§ **Description of the task**
Take every line from the listing below that includes "tebon" and copy it.

§ **Records supplied**

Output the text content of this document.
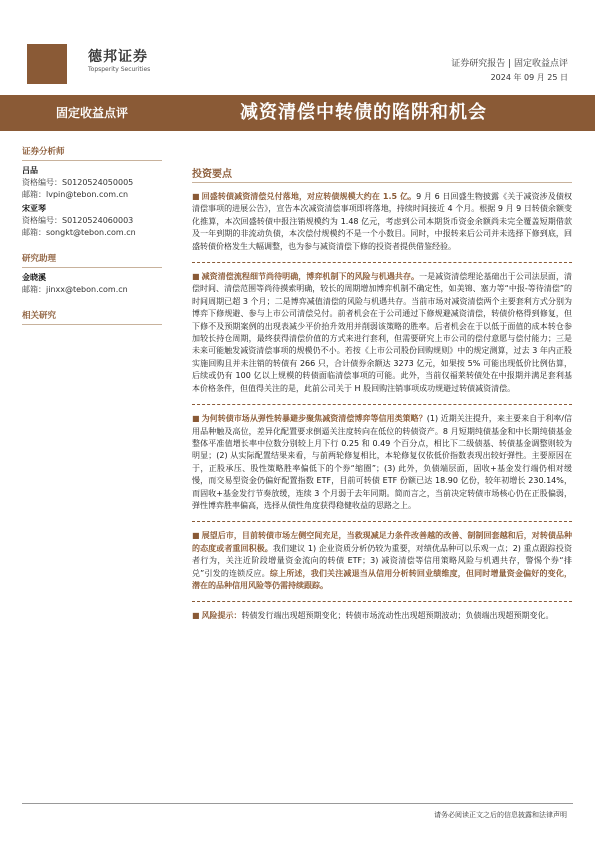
德邦证券
Topsperity Securities
证券研究报告 | 固定收益点评
2024 年 09 月 25 日
固定收益点评	减资清偿中转债的陷阱和机会
证券分析师
吕品
资格编号：S0120524050005
邮箱：lvpin@tebon.com.cn
宋亚琴
资格编号：S0120524060003
邮箱：songkt@tebon.com.cn
研究助理
金晓溪
邮箱：jinxx@tebon.com.cn
相关研究
投资要点

■ 回盛转债减资清偿兑付落地，对应转债规模大约在 1.5 亿。9 月 6 日回盛生物披露《关于减资涉及债权清偿事项的进展公告》，宣告本次减资清偿事项即将落地，持续时间接近 4 个月。根据 9 月 9 日转债余额变化推算，本次回盛转债中报注销规模约为 1.48 亿元，考虑到公司本期货币资金余额尚未完全覆盖短期借款及一年到期的非流动负债，本次偿付规模约不是一个小数目。同时，中报转来后公司并未选择下修到底，回盛转债价格发生大幅调整，也为参与减资清偿下修的投资者提供借鉴经验。

■ 减资清偿流程细节尚待明确，博弈机制下的风险与机遇共存。一是减资清偿理论基础出于公司法层面，清偿时间、清偿范围等尚待摸索明确，较长的周期增加博弈机制不确定性，如美锦、塞力等“中报-等待清偿”的时间周期已超 3 个月；二是博弈减值清偿的风险与机遇共存。当前市场对减资清偿两个主要套利方式分别为博弈下修规避、参与上市公司清偿兑付。前者机会在于公司通过下修规避减资清偿，转债价格得到修复，但下修不及预期案例的出现表减少平价抬升效用并削弱该策略的胜率。后者机会在于以低于面值的成本转仓参加较长持仓周期，最终获得清偿价值的方式来进行套利，但需要研究上市公司的偿付意愿与偿付能力；三是未来可能触发减资清偿事项的规模仍不小。若按《上市公司股份回购规则》中的规定测算，过去 3 年内正股实施回购且并未注销的转债有 266 只，合计债券余额达 3273 亿元，如果按 5% 可能出现低价比例估算，后续或仍有 100 亿以上规模的转债面临清偿事项的可能。此外，当前仅福莱转债处在中报期并满足套利基本价格条件，但值得关注的是，此前公司关于 H 股回购注销事项成功规避过转债减资清偿。

■ 为何转债市场从弹性转暴避步聚焦减资清偿博弈等信用类策略？(1) 近期关注提升，来主要来自于利率/信用品种触及高位，差异化配置要求倒逼关注度转向在低位的转债资产。8 月短期纯债基金和中长期纯债基金整体平准值增长率中位数分别较上月下行 0.25 和 0.49 个百分点，相比下二级债基、转债基金调整则较为明显；(2) 从实际配置结果来看，与前两轮修复相比，本轮修复仅依低价指数表现出较好弹性。主要原因在于，正股承压、股性策略胜率偏低下的个券“缩圈”；(3) 此外，负债端层面，固收+基金发行端仍相对缓慢，而交易型资金仍偏好配置指数 ETF，目前可转债 ETF 份额已达 18.90 亿份，较年初增长 230.14%，而固收+基金发行节奏放缓，连续 3 个月弱于去年同期。简而言之，当前决定转债市场核心仍在正股偏弱，弹性博弈胜率偏高，选择从债性角度获得稳健收益的思路之上。

■ 展望后市，目前转债市场左侧空间充足，当救现减足力条件改善越的改善、制制回套越和后，对转债品种的态度或者重回积极。我们建议 1) 企业资质分析仍较为重要，对绩优品种可以乐观一点；2) 重点跟踪投资者行为，关注近阶段增量资金流向的转债 ETF；3) 减资清偿等信用策略风险与机遇共存，警惕个券“排兑”引发的连锁反应。综上所述，我们关注减退当从信用分析转回业绩维度，但同时增量资金偏好的变化，潜在的品种信用风险等仍需持续跟踪。

■ 风险提示：转债发行端出现超预期变化；转债市场流动性出现超预期波动；负债端出现超预期变化。

请务必阅读正文之后的信息披露和法律声明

§ **Response below**
邮箱：lvpin@tebon.com.cn
邮箱：songkt@tebon.com.cn
邮箱：jinxx@tebon.com.cn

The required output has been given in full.